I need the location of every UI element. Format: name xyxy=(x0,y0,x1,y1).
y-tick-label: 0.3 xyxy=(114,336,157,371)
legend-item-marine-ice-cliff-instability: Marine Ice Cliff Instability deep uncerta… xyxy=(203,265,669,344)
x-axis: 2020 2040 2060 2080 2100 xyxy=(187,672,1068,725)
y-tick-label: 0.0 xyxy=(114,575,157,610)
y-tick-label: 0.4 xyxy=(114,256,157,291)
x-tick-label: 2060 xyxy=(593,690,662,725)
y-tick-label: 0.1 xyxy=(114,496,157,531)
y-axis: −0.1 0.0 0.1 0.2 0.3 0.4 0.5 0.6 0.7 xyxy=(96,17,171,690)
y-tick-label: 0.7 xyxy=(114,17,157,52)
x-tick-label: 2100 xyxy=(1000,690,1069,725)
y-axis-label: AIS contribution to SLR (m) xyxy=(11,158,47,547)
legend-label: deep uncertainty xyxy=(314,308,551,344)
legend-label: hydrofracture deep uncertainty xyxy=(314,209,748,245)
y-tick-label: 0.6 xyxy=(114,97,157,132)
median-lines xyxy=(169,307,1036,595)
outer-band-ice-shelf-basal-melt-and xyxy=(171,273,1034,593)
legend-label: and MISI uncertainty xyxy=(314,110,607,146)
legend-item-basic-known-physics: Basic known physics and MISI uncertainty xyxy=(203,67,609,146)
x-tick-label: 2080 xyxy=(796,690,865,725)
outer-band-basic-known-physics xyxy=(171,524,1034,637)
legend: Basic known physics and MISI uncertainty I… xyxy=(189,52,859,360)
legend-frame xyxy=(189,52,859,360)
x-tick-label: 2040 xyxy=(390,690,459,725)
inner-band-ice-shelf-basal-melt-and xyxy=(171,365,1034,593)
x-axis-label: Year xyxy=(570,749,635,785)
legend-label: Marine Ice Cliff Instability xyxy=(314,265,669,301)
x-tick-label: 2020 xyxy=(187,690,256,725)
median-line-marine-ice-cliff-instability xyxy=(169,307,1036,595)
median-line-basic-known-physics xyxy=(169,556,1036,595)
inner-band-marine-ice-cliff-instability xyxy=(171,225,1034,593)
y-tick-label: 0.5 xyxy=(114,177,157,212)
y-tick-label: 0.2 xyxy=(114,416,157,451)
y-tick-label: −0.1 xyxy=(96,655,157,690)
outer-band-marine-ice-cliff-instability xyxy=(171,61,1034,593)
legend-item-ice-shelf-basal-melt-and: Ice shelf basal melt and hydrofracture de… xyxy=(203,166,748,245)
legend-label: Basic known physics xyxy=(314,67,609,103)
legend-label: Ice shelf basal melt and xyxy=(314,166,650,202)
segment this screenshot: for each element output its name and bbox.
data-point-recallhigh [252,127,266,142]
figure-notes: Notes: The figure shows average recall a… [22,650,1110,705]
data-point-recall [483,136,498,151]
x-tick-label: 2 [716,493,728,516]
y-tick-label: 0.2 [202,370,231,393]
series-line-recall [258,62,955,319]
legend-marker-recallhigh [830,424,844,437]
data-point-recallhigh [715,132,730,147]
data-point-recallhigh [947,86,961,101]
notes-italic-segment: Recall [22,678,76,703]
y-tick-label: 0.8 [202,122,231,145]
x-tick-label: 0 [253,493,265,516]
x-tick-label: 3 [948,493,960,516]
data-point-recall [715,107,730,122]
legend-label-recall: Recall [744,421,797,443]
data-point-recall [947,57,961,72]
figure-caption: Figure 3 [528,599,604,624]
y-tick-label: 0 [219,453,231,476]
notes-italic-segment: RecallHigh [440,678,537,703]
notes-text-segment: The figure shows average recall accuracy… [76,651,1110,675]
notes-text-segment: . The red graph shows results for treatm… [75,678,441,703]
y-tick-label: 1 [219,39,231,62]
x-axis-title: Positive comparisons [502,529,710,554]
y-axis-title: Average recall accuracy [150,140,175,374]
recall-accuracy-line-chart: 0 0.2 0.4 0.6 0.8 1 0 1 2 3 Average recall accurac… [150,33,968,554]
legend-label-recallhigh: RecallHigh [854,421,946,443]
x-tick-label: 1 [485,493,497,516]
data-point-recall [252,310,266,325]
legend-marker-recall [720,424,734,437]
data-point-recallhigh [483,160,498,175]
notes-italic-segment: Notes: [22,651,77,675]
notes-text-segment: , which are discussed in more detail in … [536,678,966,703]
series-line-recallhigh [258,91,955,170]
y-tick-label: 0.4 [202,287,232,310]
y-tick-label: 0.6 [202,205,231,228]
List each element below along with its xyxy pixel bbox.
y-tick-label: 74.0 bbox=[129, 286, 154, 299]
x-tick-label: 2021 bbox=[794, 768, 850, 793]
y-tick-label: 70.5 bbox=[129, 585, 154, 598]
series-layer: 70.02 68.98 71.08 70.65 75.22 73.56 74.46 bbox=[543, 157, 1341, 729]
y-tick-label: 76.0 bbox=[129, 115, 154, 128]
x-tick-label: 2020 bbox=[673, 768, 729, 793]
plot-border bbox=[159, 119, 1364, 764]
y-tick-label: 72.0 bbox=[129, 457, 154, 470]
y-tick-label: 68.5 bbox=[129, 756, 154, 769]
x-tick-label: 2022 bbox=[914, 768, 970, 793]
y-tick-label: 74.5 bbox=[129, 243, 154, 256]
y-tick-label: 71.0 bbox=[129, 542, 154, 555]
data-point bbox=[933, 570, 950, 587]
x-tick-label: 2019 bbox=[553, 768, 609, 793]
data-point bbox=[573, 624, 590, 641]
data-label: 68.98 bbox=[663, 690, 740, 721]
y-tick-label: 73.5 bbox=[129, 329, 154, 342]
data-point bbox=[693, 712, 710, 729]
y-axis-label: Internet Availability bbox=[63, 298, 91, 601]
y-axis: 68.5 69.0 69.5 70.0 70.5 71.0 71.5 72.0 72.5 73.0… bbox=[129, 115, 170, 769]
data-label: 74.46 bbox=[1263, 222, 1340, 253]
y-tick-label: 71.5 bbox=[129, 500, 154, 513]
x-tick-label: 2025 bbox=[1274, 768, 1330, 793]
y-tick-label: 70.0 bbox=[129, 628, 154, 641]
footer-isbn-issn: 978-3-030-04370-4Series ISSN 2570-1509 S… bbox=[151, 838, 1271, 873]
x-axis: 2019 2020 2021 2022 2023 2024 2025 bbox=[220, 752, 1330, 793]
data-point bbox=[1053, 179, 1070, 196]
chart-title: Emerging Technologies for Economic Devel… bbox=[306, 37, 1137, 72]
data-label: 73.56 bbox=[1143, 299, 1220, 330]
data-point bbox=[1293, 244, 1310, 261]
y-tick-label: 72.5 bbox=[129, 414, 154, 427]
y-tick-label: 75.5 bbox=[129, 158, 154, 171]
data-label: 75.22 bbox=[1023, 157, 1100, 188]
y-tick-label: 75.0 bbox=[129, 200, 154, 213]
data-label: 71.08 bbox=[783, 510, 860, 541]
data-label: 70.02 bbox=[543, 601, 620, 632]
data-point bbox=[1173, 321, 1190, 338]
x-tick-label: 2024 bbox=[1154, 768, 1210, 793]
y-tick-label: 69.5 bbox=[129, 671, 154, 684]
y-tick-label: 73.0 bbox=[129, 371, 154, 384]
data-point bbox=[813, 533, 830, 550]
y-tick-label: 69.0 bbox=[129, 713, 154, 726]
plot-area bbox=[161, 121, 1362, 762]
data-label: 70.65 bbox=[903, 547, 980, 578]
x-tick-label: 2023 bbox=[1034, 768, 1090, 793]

#####

Starting at the beginning of the records and ending with the line that contains "y-axis-label: AIS contribution", rewrite those lines with "location" changed to "position" and everything else left unchanged.

I need the position of every UI element. Format: name xyxy=(x0,y0,x1,y1).
y-tick-label: 0.3 xyxy=(114,336,157,371)
legend-item-marine-ice-cliff-instability: Marine Ice Cliff Instability deep uncerta… xyxy=(203,265,669,344)
x-axis: 2020 2040 2060 2080 2100 xyxy=(187,672,1068,725)
y-tick-label: 0.0 xyxy=(114,575,157,610)
y-tick-label: 0.4 xyxy=(114,256,157,291)
x-tick-label: 2060 xyxy=(593,690,662,725)
y-tick-label: 0.1 xyxy=(114,496,157,531)
y-axis: −0.1 0.0 0.1 0.2 0.3 0.4 0.5 0.6 0.7 xyxy=(96,17,171,690)
y-tick-label: 0.7 xyxy=(114,17,157,52)
x-tick-label: 2100 xyxy=(1000,690,1069,725)
y-axis-label: AIS contribution to SLR (m) xyxy=(11,158,47,547)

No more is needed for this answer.